## Task prompt
Swap "chart-gridlines" for "gridlines" in the rows from the start of the rows up to and including the line with "x-tick-label-1984: 1984 (398, 585, 409, 608)", changing nothing else, and give back only those lines.
◇ ◇ ◇ ◇ ◇ ◇ ◇
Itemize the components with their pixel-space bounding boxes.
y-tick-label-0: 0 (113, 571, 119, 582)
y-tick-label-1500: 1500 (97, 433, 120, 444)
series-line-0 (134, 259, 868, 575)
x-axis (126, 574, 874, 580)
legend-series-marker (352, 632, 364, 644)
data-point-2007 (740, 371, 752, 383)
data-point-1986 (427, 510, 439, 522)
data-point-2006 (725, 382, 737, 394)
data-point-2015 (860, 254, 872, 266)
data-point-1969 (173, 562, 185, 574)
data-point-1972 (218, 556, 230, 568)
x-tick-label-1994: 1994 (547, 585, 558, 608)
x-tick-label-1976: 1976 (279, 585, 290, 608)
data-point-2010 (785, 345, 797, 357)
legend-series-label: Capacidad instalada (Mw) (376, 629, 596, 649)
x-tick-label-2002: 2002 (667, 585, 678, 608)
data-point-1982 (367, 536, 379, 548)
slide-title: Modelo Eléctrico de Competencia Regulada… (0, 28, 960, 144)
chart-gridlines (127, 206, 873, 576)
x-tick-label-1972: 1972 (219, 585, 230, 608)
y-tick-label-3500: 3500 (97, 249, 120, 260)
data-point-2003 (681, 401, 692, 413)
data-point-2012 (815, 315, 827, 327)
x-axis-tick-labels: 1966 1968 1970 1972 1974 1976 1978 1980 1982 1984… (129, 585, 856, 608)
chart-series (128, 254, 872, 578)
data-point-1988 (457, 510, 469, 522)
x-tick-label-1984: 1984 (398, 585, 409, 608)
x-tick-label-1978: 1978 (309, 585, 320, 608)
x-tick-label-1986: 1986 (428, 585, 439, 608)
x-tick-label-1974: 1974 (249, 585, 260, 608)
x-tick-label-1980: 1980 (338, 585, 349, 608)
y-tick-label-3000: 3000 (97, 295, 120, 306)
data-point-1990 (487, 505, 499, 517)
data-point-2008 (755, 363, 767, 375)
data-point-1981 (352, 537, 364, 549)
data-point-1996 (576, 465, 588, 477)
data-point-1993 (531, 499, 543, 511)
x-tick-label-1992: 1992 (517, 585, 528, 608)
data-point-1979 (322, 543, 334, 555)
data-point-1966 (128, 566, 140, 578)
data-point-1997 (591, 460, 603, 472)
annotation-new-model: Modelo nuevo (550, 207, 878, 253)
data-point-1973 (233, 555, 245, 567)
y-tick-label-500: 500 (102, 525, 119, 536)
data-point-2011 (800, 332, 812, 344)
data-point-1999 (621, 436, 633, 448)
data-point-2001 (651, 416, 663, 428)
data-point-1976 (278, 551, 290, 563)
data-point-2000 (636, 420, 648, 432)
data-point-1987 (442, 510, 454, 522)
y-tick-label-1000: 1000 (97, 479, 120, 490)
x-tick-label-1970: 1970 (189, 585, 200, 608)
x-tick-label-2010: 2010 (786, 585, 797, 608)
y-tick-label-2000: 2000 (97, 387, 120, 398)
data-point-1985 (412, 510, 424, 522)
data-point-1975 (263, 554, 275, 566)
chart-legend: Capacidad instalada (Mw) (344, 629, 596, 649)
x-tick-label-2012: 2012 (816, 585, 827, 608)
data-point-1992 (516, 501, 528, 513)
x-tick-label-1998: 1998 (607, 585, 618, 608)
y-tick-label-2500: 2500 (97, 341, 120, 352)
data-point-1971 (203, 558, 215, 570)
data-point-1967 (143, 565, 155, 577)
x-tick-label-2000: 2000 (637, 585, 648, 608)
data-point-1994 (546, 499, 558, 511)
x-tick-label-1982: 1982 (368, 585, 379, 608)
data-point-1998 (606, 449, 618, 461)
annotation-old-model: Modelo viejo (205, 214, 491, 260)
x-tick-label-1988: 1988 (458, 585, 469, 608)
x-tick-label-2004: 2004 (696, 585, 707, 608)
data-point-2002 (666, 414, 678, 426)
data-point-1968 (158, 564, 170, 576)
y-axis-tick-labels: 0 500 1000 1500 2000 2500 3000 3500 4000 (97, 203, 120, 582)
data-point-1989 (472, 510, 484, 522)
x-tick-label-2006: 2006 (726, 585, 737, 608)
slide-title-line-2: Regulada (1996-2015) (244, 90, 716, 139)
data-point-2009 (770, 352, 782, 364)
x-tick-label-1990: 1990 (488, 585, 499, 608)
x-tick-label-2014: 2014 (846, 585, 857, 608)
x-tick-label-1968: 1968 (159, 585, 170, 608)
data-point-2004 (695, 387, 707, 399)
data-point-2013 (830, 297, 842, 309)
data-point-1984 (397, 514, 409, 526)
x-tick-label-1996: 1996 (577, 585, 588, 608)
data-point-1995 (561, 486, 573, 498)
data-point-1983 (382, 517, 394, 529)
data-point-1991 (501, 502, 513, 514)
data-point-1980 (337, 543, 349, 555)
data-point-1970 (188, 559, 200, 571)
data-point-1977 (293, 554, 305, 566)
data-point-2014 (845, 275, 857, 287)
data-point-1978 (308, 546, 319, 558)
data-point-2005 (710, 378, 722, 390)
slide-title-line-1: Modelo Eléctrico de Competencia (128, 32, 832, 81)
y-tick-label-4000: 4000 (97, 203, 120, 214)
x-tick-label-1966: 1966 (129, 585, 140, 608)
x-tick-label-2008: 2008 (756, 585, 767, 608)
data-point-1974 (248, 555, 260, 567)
◇ ◇ ◇ ◇ ◇ ◇ ◇
## Answer for the task
Itemize the components with their pixel-space bounding boxes.
y-tick-label-0: 0 (113, 571, 119, 582)
y-tick-label-1500: 1500 (97, 433, 120, 444)
series-line-0 (134, 259, 868, 575)
x-axis (126, 574, 874, 580)
legend-series-marker (352, 632, 364, 644)
data-point-2007 (740, 371, 752, 383)
data-point-1986 (427, 510, 439, 522)
data-point-2006 (725, 382, 737, 394)
data-point-2015 (860, 254, 872, 266)
data-point-1969 (173, 562, 185, 574)
data-point-1972 (218, 556, 230, 568)
x-tick-label-1994: 1994 (547, 585, 558, 608)
x-tick-label-1976: 1976 (279, 585, 290, 608)
data-point-2010 (785, 345, 797, 357)
legend-series-label: Capacidad instalada (Mw) (376, 629, 596, 649)
x-tick-label-2002: 2002 (667, 585, 678, 608)
data-point-1982 (367, 536, 379, 548)
slide-title: Modelo Eléctrico de Competencia Regulada… (0, 28, 960, 144)
gridlines (127, 206, 873, 576)
x-tick-label-1972: 1972 (219, 585, 230, 608)
y-tick-label-3500: 3500 (97, 249, 120, 260)
data-point-2003 (681, 401, 692, 413)
data-point-2012 (815, 315, 827, 327)
x-axis-tick-labels: 1966 1968 1970 1972 1974 1976 1978 1980 1982 1984… (129, 585, 856, 608)
chart-series (128, 254, 872, 578)
data-point-1988 (457, 510, 469, 522)
x-tick-label-1984: 1984 (398, 585, 409, 608)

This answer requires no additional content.